• Extracted data:
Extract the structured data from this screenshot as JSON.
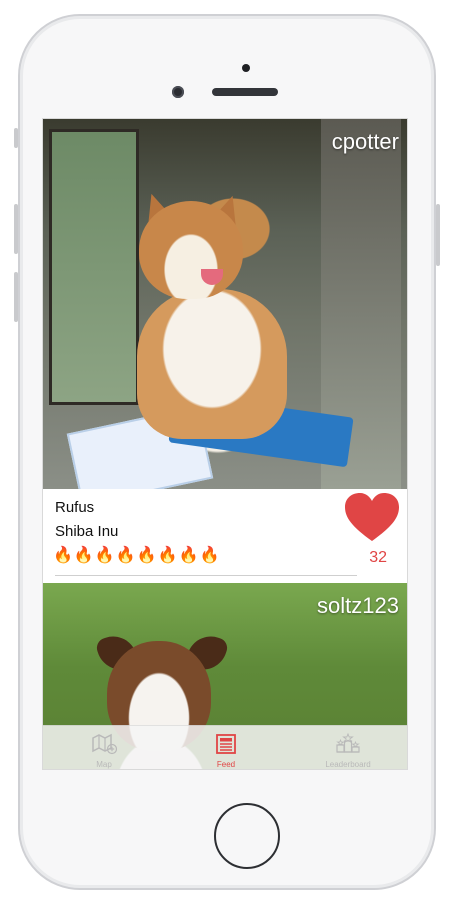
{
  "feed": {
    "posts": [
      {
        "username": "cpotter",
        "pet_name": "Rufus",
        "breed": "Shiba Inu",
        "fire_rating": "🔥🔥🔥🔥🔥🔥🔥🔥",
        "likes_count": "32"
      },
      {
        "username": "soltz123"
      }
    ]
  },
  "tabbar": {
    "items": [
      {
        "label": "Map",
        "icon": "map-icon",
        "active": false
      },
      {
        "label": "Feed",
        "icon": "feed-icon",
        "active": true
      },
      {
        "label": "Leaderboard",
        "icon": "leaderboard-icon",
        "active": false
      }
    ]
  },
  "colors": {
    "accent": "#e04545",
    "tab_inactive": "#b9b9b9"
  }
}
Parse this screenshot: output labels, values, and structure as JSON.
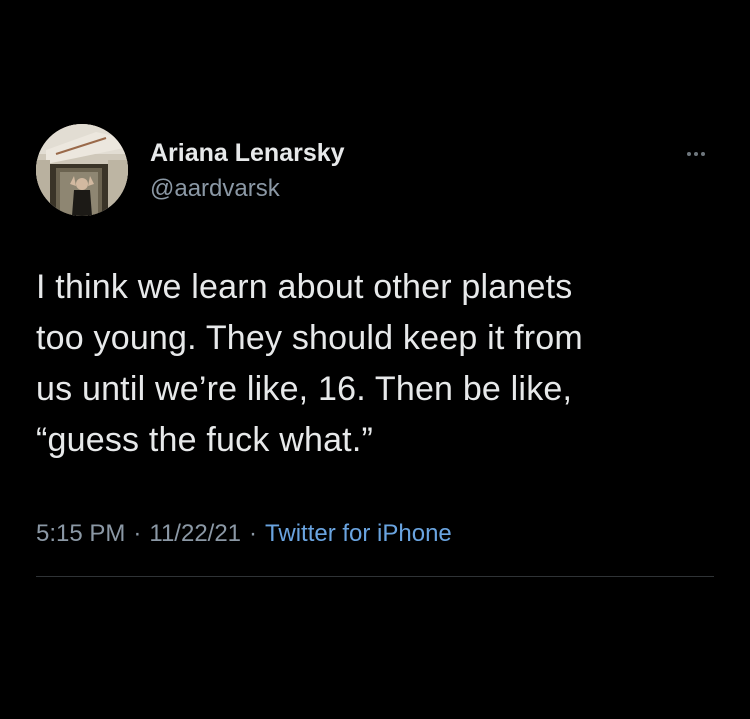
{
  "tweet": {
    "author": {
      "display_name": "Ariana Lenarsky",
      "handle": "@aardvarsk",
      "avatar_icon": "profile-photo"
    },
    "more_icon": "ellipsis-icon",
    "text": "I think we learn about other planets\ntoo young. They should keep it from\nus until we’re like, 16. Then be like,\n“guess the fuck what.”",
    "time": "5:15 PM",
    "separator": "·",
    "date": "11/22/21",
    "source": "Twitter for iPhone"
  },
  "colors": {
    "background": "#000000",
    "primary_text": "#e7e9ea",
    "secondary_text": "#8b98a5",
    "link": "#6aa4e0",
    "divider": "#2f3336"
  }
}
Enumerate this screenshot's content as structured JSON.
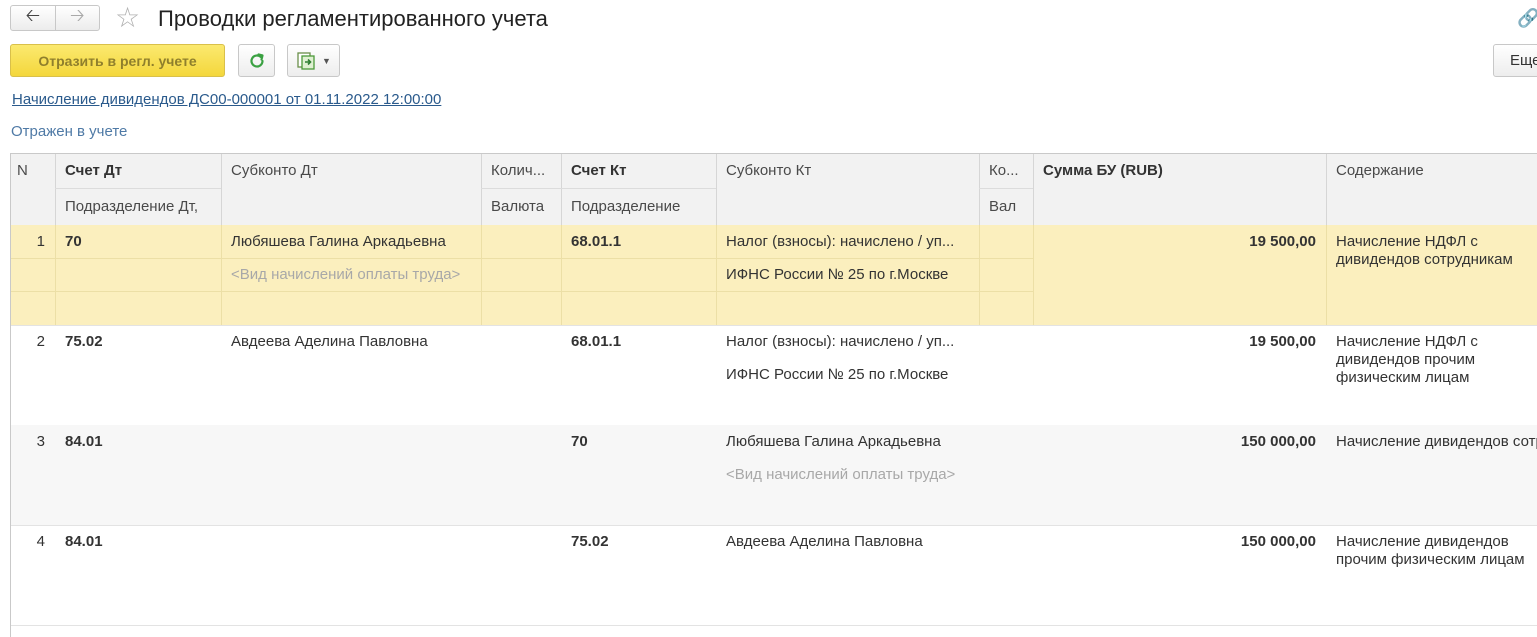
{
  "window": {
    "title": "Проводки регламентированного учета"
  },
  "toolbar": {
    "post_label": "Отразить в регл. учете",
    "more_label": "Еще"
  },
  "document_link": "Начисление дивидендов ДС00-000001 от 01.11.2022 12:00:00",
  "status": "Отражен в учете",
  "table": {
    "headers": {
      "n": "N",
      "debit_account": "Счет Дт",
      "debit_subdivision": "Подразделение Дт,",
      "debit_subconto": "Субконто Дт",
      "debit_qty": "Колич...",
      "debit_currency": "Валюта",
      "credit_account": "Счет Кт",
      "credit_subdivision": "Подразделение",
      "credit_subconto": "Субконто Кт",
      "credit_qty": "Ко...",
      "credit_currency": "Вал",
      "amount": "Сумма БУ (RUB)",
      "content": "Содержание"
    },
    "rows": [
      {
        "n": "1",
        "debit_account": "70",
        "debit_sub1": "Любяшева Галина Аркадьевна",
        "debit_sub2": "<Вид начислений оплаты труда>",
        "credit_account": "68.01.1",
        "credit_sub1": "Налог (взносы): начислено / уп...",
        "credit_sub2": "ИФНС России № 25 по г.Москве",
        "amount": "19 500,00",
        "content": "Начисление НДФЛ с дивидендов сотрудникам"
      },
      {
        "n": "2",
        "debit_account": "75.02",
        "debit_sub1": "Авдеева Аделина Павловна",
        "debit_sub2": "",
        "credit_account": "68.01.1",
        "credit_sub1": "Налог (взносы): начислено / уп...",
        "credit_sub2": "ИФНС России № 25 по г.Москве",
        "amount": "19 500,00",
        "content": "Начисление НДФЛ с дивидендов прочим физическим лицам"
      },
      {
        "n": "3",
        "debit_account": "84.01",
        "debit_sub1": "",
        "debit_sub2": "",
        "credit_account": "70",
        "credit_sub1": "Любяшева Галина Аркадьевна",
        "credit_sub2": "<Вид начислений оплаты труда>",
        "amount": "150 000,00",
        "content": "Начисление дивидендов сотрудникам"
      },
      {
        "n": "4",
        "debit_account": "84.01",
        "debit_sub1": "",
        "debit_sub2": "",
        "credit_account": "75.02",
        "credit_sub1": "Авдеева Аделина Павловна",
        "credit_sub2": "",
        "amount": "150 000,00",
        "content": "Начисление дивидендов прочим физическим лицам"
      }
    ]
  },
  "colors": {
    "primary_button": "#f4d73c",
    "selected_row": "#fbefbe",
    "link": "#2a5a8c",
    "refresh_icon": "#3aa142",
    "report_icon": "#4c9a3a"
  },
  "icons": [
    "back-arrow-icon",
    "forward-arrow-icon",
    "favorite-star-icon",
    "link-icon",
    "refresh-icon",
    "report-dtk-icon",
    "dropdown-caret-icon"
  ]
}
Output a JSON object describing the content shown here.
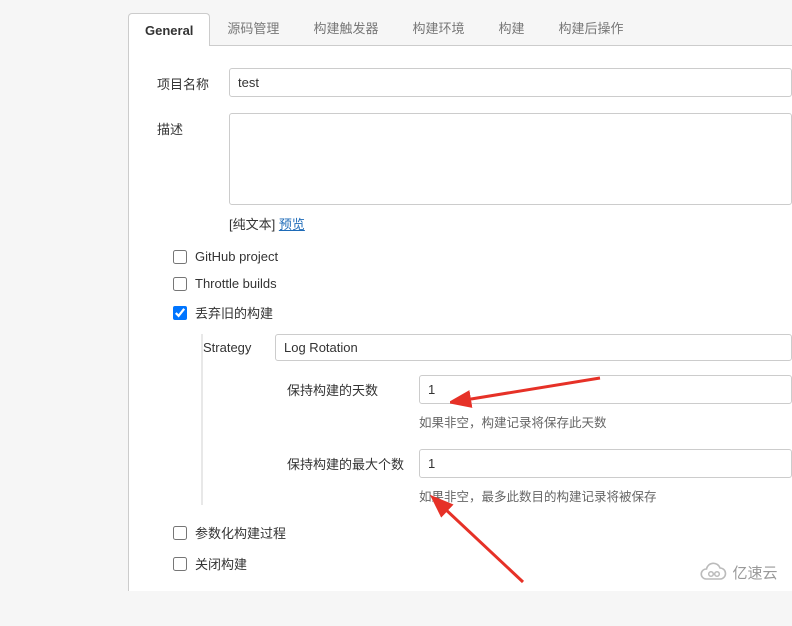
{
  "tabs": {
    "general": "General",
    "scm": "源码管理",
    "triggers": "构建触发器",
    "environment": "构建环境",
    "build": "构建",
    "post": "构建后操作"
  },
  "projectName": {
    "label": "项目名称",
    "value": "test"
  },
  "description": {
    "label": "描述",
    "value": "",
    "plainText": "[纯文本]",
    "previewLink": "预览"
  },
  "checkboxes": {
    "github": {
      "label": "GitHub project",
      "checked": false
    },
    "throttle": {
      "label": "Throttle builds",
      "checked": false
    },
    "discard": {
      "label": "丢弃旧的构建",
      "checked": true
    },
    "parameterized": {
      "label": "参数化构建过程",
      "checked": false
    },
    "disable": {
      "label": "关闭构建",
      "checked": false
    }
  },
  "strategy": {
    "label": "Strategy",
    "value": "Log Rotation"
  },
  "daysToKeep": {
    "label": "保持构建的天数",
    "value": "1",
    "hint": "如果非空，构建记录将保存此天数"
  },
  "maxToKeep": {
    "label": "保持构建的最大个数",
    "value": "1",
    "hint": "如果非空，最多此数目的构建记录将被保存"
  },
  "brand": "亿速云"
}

• Exercise: In the material above, find each line that contains the word "Субконто", and select it.

• Result of this exercise:
      "debit_subconto": "Субконто Дт",
      "credit_subconto": "Субконто Кт",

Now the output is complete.